§ **What you are asked to do**
Your task is to copy every line of this material exactly.

Collected data entries
:::
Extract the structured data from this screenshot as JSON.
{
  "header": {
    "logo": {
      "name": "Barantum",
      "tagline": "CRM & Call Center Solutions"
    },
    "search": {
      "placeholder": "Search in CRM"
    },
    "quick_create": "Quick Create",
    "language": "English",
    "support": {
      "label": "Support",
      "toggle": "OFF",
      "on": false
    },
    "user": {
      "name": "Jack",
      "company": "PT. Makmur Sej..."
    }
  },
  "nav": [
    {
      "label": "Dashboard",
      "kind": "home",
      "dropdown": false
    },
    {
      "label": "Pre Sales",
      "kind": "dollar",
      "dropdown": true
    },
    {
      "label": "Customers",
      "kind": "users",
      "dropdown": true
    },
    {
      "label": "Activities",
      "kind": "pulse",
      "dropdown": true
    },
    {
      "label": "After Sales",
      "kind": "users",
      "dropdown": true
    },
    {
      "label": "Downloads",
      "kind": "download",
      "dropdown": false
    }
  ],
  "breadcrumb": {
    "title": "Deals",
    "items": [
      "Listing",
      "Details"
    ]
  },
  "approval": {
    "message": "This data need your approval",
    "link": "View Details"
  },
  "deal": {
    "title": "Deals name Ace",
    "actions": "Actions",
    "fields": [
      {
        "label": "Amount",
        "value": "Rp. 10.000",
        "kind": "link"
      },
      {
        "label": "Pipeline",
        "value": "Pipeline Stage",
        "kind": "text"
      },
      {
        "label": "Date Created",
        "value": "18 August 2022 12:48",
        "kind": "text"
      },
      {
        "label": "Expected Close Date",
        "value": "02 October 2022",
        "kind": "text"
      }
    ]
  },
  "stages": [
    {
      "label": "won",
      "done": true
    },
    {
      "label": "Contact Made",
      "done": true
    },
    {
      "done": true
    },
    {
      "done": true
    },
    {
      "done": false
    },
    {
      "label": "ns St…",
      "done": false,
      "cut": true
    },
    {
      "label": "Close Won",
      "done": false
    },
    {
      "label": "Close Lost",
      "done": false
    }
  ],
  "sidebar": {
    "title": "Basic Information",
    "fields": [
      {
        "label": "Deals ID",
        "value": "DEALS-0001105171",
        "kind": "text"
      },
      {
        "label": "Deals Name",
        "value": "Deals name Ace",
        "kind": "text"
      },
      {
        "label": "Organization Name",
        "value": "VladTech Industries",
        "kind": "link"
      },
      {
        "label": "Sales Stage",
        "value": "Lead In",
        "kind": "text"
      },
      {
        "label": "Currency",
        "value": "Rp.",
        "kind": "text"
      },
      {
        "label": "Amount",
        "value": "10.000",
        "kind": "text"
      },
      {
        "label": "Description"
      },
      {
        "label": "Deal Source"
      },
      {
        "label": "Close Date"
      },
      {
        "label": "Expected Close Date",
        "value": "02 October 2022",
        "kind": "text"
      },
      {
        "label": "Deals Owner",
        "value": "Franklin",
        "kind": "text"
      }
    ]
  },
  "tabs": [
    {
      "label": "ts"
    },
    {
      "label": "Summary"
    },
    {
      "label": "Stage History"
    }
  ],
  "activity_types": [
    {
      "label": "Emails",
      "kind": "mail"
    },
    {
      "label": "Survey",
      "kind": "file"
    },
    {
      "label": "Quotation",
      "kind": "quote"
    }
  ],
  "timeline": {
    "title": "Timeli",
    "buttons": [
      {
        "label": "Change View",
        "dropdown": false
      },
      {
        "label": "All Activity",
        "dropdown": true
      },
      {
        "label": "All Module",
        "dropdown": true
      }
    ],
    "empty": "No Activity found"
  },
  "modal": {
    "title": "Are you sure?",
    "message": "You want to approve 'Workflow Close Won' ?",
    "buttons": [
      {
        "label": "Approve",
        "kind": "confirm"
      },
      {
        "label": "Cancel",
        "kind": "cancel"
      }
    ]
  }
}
:::
§ **The output**
Extract the structured data from this screenshot as JSON.
{
  "header": {
    "logo": {
      "name": "Barantum",
      "tagline": "CRM & Call Center Solutions"
    },
    "search": {
      "placeholder": "Search in CRM"
    },
    "quick_create": "Quick Create",
    "language": "English",
    "support": {
      "label": "Support",
      "toggle": "OFF",
      "on": false
    },
    "user": {
      "name": "Jack",
      "company": "PT. Makmur Sej..."
    }
  },
  "nav": [
    {
      "label": "Dashboard",
      "kind": "home",
      "dropdown": false
    },
    {
      "label": "Pre Sales",
      "kind": "dollar",
      "dropdown": true
    },
    {
      "label": "Customers",
      "kind": "users",
      "dropdown": true
    },
    {
      "label": "Activities",
      "kind": "pulse",
      "dropdown": true
    },
    {
      "label": "After Sales",
      "kind": "users",
      "dropdown": true
    },
    {
      "label": "Downloads",
      "kind": "download",
      "dropdown": false
    }
  ],
  "breadcrumb": {
    "title": "Deals",
    "items": [
      "Listing",
      "Details"
    ]
  },
  "approval": {
    "message": "This data need your approval",
    "link": "View Details"
  },
  "deal": {
    "title": "Deals name Ace",
    "actions": "Actions",
    "fields": [
      {
        "label": "Amount",
        "value": "Rp. 10.000",
        "kind": "link"
      },
      {
        "label": "Pipeline",
        "value": "Pipeline Stage",
        "kind": "text"
      },
      {
        "label": "Date Created",
        "value": "18 August 2022 12:48",
        "kind": "text"
      },
      {
        "label": "Expected Close Date",
        "value": "02 October 2022",
        "kind": "text"
      }
    ]
  },
  "stages": [
    {
      "label": "won",
      "done": true
    },
    {
      "label": "Contact Made",
      "done": true
    },
    {
      "done": true
    },
    {
      "done": true
    },
    {
      "done": false
    },
    {
      "label": "ns St…",
      "done": false,
      "cut": true
    },
    {
      "label": "Close Won",
      "done": false
    },
    {
      "label": "Close Lost",
      "done": false
    }
  ],
  "sidebar": {
    "title": "Basic Information",
    "fields": [
      {
        "label": "Deals ID",
        "value": "DEALS-0001105171",
        "kind": "text"
      },
      {
        "label": "Deals Name",
        "value": "Deals name Ace",
        "kind": "text"
      },
      {
        "label": "Organization Name",
        "value": "VladTech Industries",
        "kind": "link"
      },
      {
        "label": "Sales Stage",
        "value": "Lead In",
        "kind": "text"
      },
      {
        "label": "Currency",
        "value": "Rp.",
        "kind": "text"
      },
      {
        "label": "Amount",
        "value": "10.000",
        "kind": "text"
      },
      {
        "label": "Description"
      },
      {
        "label": "Deal Source"
      },
      {
        "label": "Close Date"
      },
      {
        "label": "Expected Close Date",
        "value": "02 October 2022",
        "kind": "text"
      },
      {
        "label": "Deals Owner",
        "value": "Franklin",
        "kind": "text"
      }
    ]
  },
  "tabs": [
    {
      "label": "ts"
    },
    {
      "label": "Summary"
    },
    {
      "label": "Stage History"
    }
  ],
  "activity_types": [
    {
      "label": "Emails",
      "kind": "mail"
    },
    {
      "label": "Survey",
      "kind": "file"
    },
    {
      "label": "Quotation",
      "kind": "quote"
    }
  ],
  "timeline": {
    "title": "Timeli",
    "buttons": [
      {
        "label": "Change View",
        "dropdown": false
      },
      {
        "label": "All Activity",
        "dropdown": true
      },
      {
        "label": "All Module",
        "dropdown": true
      }
    ],
    "empty": "No Activity found"
  },
  "modal": {
    "title": "Are you sure?",
    "message": "You want to approve 'Workflow Close Won' ?",
    "buttons": [
      {
        "label": "Approve",
        "kind": "confirm"
      },
      {
        "label": "Cancel",
        "kind": "cancel"
      }
    ]
  }
}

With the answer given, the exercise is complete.